= GIVEN TASK =
Transcribe all of the material exactly, except for its pictures.
# INPUT FOR THIS TASK start
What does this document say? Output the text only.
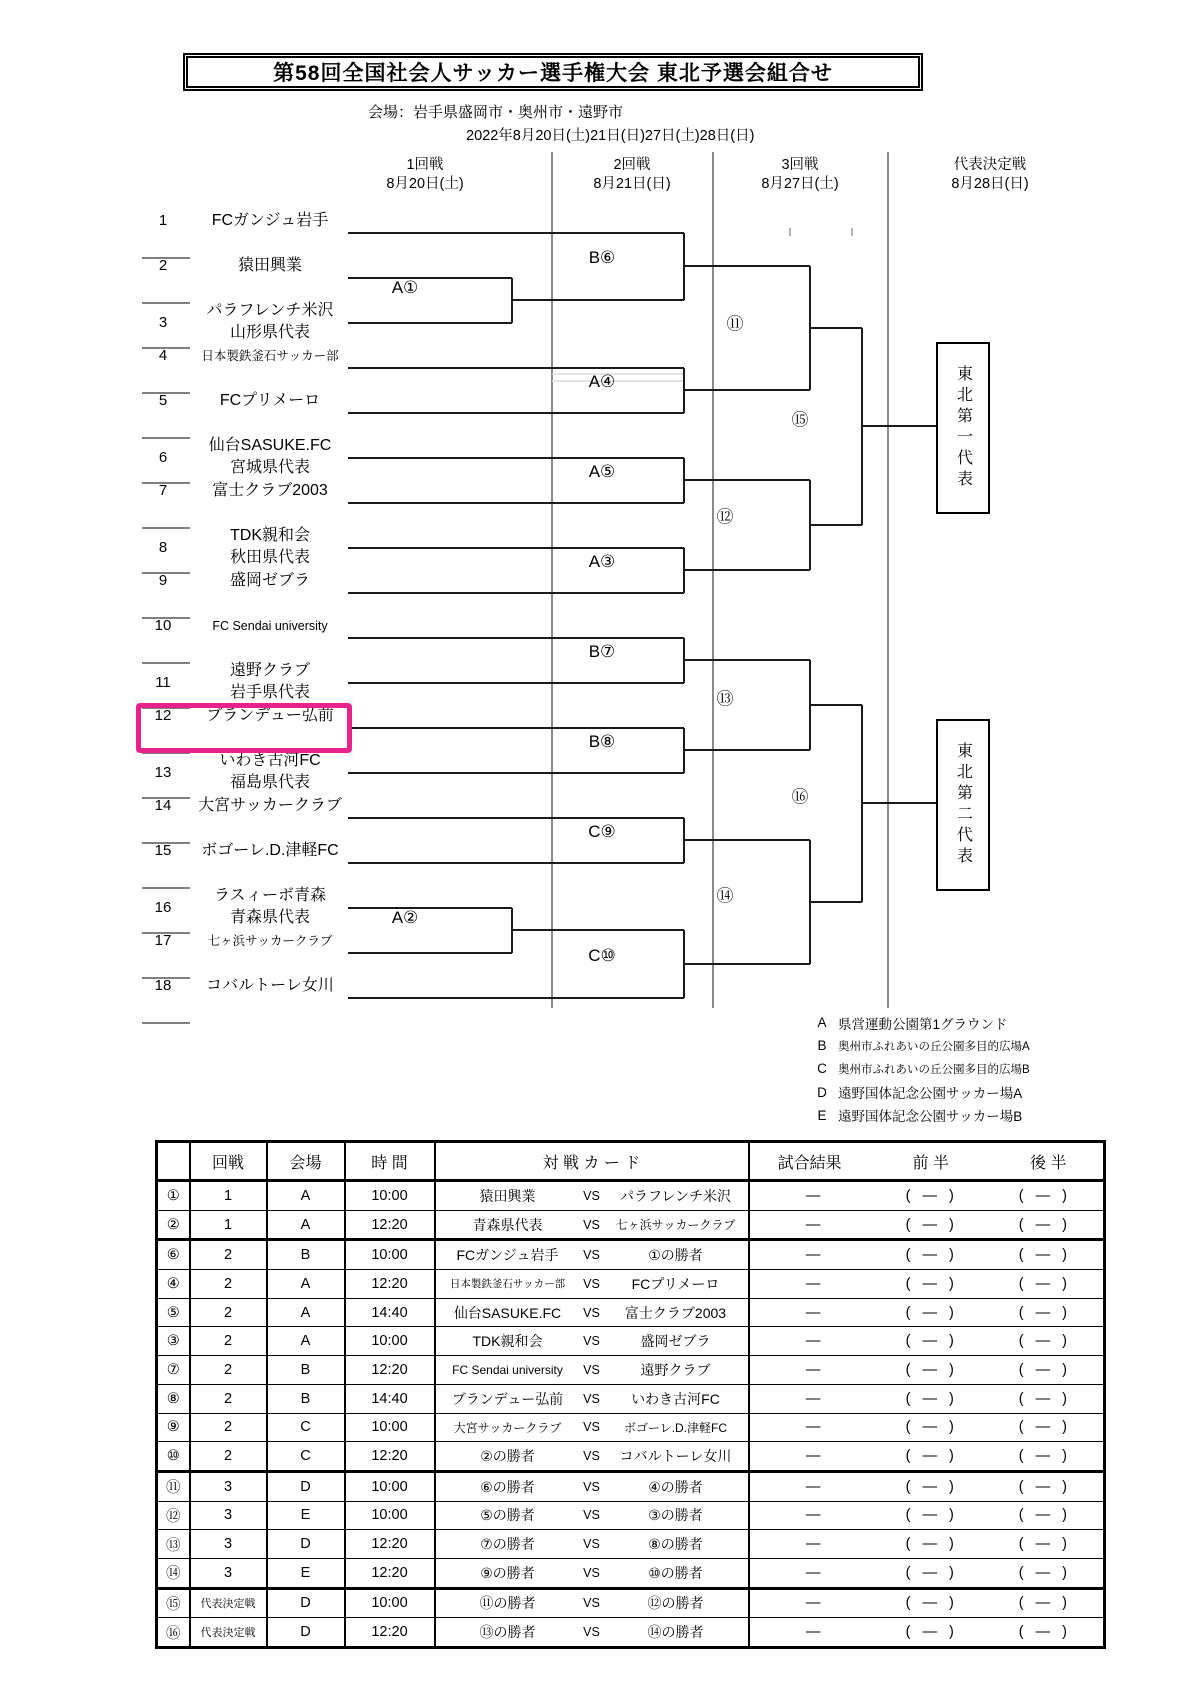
第58回全国社会人サッカー選手権大会 東北予選会組合せ
会場：岩手県盛岡市・奥州市・遠野市
2022年8月20日(土)21日(日)27日(土)28日(日)
1回戦
8月20日(土)
2回戦
8月21日(日)
3回戦
8月27日(土)
代表決定戦
8月28日(日)
1	FCガンジュ岩手
2	猿田興業
3
パラフレンチ米沢
山形県代表
4	日本製鉄釜石サッカー部
5	FCプリメーロ
6
仙台SASUKE.FC
宮城県代表
7	富士クラブ2003
8
TDK親和会
秋田県代表
9	盛岡ゼブラ
10	FC Sendai university
11
遠野クラブ
岩手県代表
12	ブランデュー弘前
13
いわき古河FC
福島県代表
14	大宮サッカークラブ
15	ボゴーレ.D.津軽FC
16
ラスィーボ青森
青森県代表
17	七ヶ浜サッカークラブ
18	コバルトーレ女川
A①
A②
B⑥
A④
A⑤
A③
B⑦
B⑧
C⑨
C⑩
⑪
⑫
⑬
⑭
⑮
⑯
東北第一代表
東北第二代表
A 県営運動公園第1グラウンド
B	奥州市ふれあいの丘公園多目的広場A
C 奥州市ふれあいの丘公園多目的広場B
D 遠野国体記念公園サッカー場A
E 遠野国体記念公園サッカー場B
	回戦	会場	時 間	対 戦 カ ー ド	試合結果 前 半 後 半
①	1	A	10:00	猿田興業 VS パラフレンチ米沢	— ( — ) ( — )
②	1	A	12:20	青森県代表 VS 七ヶ浜サッカークラブ	— ( — ) ( — )
⑥	2	B	10:00	FCガンジュ岩手 VS ①の勝者	— ( — ) ( — )
④	2	A	12:20	日本製鉄釜石サッカー部 VS FCプリメーロ	— ( — ) ( — )
⑤	2	A	14:40	仙台SASUKE.FC VS 富士クラブ2003	— ( — ) ( — )
③	2	A	10:00	TDK親和会 VS 盛岡ゼブラ	— ( — ) ( — )
⑦	2	B	12:20	FC Sendai university VS 遠野クラブ	— ( — ) ( — )
⑧	2	B	14:40	ブランデュー弘前 VS いわき古河FC	— ( — ) ( — )
⑨	2	C	10:00	大宮サッカークラブ VS ボゴーレ.D.津軽FC	— ( — ) ( — )
⑩	2	C	12:20	②の勝者 VS コバルトーレ女川	— ( — ) ( — )
⑪	3	D	10:00	⑥の勝者 VS ④の勝者	— ( — ) ( — )
⑫	3	E	10:00	⑤の勝者 VS ③の勝者	— ( — ) ( — )
⑬	3	D	12:20	⑦の勝者 VS ⑧の勝者	— ( — ) ( — )
⑭	3	E	12:20	⑨の勝者 VS ⑩の勝者	— ( — ) ( — )
⑮	代表決定戦	D	10:00	⑪の勝者 VS ⑫の勝者	— ( — ) ( — )
⑯	代表決定戦	D	12:20	⑬の勝者 VS ⑭の勝者	— ( — ) ( — )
# INPUT FOR THIS TASK end
= RESPONSE BELOW =
What does this document say? Output the text only.
第58回全国社会人サッカー選手権大会 東北予選会組合せ
会場：岩手県盛岡市・奥州市・遠野市
2022年8月20日(土)21日(日)27日(土)28日(日)
1回戦
8月20日(土)
2回戦
8月21日(日)
3回戦
8月27日(土)
代表決定戦
8月28日(日)
1	FCガンジュ岩手
2	猿田興業
3
パラフレンチ米沢
山形県代表
4	日本製鉄釜石サッカー部
5	FCプリメーロ
6
仙台SASUKE.FC
宮城県代表
7	富士クラブ2003
8
TDK親和会
秋田県代表
9	盛岡ゼブラ
10	FC Sendai university
11
遠野クラブ
岩手県代表
12	ブランデュー弘前
13
いわき古河FC
福島県代表
14	大宮サッカークラブ
15	ボゴーレ.D.津軽FC
16
ラスィーボ青森
青森県代表
17	七ヶ浜サッカークラブ
18	コバルトーレ女川
A①
A②
B⑥
A④
A⑤
A③
B⑦
B⑧
C⑨
C⑩
⑪
⑫
⑬
⑭
⑮
⑯
東北第一代表
東北第二代表
A 県営運動公園第1グラウンド
B	奥州市ふれあいの丘公園多目的広場A
C 奥州市ふれあいの丘公園多目的広場B
D 遠野国体記念公園サッカー場A
E 遠野国体記念公園サッカー場B
	回戦	会場	時 間	対 戦 カ ー ド	試合結果 前 半 後 半
①	1	A	10:00	猿田興業 VS パラフレンチ米沢	— ( — ) ( — )
②	1	A	12:20	青森県代表 VS 七ヶ浜サッカークラブ	— ( — ) ( — )
⑥	2	B	10:00	FCガンジュ岩手 VS ①の勝者	— ( — ) ( — )
④	2	A	12:20	日本製鉄釜石サッカー部 VS FCプリメーロ	— ( — ) ( — )
⑤	2	A	14:40	仙台SASUKE.FC VS 富士クラブ2003	— ( — ) ( — )
③	2	A	10:00	TDK親和会 VS 盛岡ゼブラ	— ( — ) ( — )
⑦	2	B	12:20	FC Sendai university VS 遠野クラブ	— ( — ) ( — )
⑧	2	B	14:40	ブランデュー弘前 VS いわき古河FC	— ( — ) ( — )
⑨	2	C	10:00	大宮サッカークラブ VS ボゴーレ.D.津軽FC	— ( — ) ( — )
⑩	2	C	12:20	②の勝者 VS コバルトーレ女川	— ( — ) ( — )
⑪	3	D	10:00	⑥の勝者 VS ④の勝者	— ( — ) ( — )
⑫	3	E	10:00	⑤の勝者 VS ③の勝者	— ( — ) ( — )
⑬	3	D	12:20	⑦の勝者 VS ⑧の勝者	— ( — ) ( — )
⑭	3	E	12:20	⑨の勝者 VS ⑩の勝者	— ( — ) ( — )
⑮	代表決定戦	D	10:00	⑪の勝者 VS ⑫の勝者	— ( — ) ( — )
⑯	代表決定戦	D	12:20	⑬の勝者 VS ⑭の勝者	— ( — ) ( — )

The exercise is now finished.